● Exercise description
Quote, without change, all of the lines that follow.

(begin)

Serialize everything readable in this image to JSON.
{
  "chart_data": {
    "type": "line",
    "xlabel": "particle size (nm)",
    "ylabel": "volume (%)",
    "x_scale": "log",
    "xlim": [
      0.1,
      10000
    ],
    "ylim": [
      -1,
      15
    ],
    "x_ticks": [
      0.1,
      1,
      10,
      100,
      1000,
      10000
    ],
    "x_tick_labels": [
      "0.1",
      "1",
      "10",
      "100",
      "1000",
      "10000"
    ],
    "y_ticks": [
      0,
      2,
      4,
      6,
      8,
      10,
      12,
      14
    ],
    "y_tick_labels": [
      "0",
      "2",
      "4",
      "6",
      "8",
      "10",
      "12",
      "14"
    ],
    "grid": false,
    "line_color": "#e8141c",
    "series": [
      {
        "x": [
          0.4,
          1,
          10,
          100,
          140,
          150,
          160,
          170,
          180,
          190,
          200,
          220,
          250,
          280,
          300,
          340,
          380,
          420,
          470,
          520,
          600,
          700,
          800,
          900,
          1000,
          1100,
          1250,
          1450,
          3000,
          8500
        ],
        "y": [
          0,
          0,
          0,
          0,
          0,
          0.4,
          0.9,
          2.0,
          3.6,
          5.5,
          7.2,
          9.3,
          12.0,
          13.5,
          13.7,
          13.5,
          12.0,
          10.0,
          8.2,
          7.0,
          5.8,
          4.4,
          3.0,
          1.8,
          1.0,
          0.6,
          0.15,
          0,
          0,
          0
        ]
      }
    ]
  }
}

(end)

● Answer in full
Serialize everything readable in this image to JSON.
{
  "chart_data": {
    "type": "line",
    "xlabel": "particle size (nm)",
    "ylabel": "volume (%)",
    "x_scale": "log",
    "xlim": [
      0.1,
      10000
    ],
    "ylim": [
      -1,
      15
    ],
    "x_ticks": [
      0.1,
      1,
      10,
      100,
      1000,
      10000
    ],
    "x_tick_labels": [
      "0.1",
      "1",
      "10",
      "100",
      "1000",
      "10000"
    ],
    "y_ticks": [
      0,
      2,
      4,
      6,
      8,
      10,
      12,
      14
    ],
    "y_tick_labels": [
      "0",
      "2",
      "4",
      "6",
      "8",
      "10",
      "12",
      "14"
    ],
    "grid": false,
    "line_color": "#e8141c",
    "series": [
      {
        "x": [
          0.4,
          1,
          10,
          100,
          140,
          150,
          160,
          170,
          180,
          190,
          200,
          220,
          250,
          280,
          300,
          340,
          380,
          420,
          470,
          520,
          600,
          700,
          800,
          900,
          1000,
          1100,
          1250,
          1450,
          3000,
          8500
        ],
        "y": [
          0,
          0,
          0,
          0,
          0,
          0.4,
          0.9,
          2.0,
          3.6,
          5.5,
          7.2,
          9.3,
          12.0,
          13.5,
          13.7,
          13.5,
          12.0,
          10.0,
          8.2,
          7.0,
          5.8,
          4.4,
          3.0,
          1.8,
          1.0,
          0.6,
          0.15,
          0,
          0,
          0
        ]
      }
    ]
  }
}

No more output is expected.